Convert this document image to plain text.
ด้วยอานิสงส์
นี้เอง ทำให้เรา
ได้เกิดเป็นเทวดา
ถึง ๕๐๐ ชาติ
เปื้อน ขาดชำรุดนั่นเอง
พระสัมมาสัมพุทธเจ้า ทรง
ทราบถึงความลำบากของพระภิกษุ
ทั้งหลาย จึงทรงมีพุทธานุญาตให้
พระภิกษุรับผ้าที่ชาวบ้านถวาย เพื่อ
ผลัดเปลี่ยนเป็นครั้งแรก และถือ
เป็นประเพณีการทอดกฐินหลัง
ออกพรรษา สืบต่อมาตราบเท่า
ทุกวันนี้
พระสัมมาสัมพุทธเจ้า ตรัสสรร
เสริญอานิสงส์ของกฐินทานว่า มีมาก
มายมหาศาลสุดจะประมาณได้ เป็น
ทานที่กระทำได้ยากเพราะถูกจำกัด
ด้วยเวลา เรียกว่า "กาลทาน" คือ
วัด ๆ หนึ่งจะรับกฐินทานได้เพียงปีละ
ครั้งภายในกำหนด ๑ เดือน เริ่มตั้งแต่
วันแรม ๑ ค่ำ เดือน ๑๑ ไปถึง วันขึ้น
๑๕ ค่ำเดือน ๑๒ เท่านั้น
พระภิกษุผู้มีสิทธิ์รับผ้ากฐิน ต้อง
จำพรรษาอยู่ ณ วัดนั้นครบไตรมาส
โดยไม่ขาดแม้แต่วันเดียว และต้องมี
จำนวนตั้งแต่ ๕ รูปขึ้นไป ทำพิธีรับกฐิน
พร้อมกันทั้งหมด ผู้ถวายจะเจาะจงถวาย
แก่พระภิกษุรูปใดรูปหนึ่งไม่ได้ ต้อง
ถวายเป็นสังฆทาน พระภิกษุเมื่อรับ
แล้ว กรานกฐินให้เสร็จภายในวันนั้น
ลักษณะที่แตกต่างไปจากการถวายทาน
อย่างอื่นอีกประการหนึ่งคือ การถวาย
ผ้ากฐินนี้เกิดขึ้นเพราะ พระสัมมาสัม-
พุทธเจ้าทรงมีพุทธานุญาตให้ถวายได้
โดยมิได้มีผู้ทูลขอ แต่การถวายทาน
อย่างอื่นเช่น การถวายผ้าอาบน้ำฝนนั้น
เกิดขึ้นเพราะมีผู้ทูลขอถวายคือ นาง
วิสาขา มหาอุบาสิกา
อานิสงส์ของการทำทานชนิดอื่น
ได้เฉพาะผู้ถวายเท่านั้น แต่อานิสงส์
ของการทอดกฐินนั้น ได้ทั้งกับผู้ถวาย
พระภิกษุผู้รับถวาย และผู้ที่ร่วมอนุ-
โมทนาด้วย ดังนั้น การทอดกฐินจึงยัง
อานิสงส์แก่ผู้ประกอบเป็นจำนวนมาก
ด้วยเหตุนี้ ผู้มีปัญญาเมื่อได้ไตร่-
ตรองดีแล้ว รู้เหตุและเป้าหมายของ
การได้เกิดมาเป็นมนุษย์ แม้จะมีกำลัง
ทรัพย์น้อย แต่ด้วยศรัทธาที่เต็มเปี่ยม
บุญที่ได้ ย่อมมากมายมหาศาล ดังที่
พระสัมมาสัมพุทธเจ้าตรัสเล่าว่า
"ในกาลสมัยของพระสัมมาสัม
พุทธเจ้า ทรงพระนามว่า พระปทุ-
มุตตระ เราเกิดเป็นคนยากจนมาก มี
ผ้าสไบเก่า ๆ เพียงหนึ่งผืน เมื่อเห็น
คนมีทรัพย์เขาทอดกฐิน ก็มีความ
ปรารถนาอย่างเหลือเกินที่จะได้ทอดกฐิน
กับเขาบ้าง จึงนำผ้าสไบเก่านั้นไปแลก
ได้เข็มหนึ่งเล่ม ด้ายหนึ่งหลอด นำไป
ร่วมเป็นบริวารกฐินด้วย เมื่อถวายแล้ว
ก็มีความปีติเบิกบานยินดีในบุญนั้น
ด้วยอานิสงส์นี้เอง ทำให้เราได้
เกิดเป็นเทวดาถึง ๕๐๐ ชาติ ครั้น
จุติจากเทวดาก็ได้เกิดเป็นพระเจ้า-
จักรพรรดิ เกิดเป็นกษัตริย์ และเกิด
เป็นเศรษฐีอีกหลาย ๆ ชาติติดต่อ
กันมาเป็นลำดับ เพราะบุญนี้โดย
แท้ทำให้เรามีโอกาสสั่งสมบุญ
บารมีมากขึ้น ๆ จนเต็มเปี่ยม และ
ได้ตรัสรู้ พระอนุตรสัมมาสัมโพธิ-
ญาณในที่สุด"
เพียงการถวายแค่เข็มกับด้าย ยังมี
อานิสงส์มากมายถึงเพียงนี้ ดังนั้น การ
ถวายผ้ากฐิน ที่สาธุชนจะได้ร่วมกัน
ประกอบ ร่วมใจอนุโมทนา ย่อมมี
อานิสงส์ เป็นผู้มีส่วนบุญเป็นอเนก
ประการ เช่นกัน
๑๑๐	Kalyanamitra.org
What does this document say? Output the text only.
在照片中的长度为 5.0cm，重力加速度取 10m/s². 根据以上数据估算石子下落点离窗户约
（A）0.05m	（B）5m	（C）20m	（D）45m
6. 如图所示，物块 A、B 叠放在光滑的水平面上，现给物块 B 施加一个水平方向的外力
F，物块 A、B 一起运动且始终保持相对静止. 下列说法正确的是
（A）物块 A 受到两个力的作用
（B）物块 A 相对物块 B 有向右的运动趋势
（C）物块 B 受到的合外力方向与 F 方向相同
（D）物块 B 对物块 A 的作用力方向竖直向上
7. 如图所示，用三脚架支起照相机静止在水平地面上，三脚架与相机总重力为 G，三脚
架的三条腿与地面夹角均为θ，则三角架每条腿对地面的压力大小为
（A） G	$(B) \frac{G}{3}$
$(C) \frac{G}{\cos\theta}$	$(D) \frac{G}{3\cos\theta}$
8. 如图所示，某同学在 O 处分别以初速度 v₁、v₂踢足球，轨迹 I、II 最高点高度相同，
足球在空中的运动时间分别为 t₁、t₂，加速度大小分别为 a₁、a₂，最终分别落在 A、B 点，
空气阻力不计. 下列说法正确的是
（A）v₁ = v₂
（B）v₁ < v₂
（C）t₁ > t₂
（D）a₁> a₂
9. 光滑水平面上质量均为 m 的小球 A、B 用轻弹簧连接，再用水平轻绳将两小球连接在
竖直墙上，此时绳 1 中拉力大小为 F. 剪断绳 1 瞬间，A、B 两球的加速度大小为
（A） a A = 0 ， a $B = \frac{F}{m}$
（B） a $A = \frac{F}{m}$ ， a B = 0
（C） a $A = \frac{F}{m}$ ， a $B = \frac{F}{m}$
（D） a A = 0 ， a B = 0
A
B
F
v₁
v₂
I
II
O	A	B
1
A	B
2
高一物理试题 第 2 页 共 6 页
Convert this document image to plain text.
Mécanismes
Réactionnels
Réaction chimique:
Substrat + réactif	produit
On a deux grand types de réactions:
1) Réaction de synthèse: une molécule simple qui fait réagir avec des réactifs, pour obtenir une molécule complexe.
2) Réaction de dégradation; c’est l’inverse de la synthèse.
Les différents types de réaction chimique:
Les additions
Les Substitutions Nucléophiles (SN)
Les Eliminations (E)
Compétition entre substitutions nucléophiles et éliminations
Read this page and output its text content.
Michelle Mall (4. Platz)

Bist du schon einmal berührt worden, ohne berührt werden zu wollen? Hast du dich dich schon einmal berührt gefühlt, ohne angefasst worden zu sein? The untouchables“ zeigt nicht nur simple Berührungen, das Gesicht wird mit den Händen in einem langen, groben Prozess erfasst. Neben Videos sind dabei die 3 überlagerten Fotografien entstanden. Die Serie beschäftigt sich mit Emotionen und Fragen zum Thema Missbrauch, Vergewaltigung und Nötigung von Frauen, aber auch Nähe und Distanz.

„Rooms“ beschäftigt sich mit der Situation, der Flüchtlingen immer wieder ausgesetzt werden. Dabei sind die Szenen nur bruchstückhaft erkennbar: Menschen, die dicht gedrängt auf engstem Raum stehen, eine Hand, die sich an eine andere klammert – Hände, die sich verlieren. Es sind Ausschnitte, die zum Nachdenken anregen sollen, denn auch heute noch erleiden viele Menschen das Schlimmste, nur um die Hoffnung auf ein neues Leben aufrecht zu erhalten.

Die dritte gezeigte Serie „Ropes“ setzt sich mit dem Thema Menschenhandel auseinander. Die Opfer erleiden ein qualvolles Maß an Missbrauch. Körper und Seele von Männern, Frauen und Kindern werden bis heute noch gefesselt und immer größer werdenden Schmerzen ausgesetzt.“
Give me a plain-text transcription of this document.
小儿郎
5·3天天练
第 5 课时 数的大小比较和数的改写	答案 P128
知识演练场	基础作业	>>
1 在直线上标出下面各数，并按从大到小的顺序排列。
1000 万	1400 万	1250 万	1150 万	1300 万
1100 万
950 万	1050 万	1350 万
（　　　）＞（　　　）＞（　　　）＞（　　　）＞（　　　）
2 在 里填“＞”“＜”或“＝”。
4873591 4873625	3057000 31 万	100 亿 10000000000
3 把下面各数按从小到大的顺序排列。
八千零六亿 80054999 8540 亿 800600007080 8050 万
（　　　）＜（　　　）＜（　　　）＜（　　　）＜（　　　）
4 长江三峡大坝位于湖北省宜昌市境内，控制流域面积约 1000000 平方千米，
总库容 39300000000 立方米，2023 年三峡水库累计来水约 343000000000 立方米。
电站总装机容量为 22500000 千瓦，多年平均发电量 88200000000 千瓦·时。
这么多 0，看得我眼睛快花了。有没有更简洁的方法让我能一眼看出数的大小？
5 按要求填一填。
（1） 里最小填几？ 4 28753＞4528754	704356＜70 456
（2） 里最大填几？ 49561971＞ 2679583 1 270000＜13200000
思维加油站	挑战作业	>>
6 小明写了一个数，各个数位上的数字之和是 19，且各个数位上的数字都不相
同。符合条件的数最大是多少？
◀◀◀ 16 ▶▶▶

**What you should do**. Find the lines holding "beschäftigt" and list every one.

**Exercise result**.
Bist du schon einmal berührt worden, ohne berührt werden zu wollen? Hast du dich dich schon einmal berührt gefühlt, ohne angefasst worden zu sein? The untouchables“ zeigt nicht nur simple Berührungen, das Gesicht wird mit den Händen in einem langen, groben Prozess erfasst. Neben Videos sind dabei die 3 überlagerten Fotografien entstanden. Die Serie beschäftigt sich mit Emotionen und Fragen zum Thema Missbrauch, Vergewaltigung und Nötigung von Frauen, aber auch Nähe und Distanz.
„Rooms“ beschäftigt sich mit der Situation, der Flüchtlingen immer wieder ausgesetzt werden. Dabei sind die Szenen nur bruchstückhaft erkennbar: Menschen, die dicht gedrängt auf engstem Raum stehen, eine Hand, die sich an eine andere klammert – Hände, die sich verlieren. Es sind Ausschnitte, die zum Nachdenken anregen sollen, denn auch heute noch erleiden viele Menschen das Schlimmste, nur um die Hoffnung auf ein neues Leben aufrecht zu erhalten.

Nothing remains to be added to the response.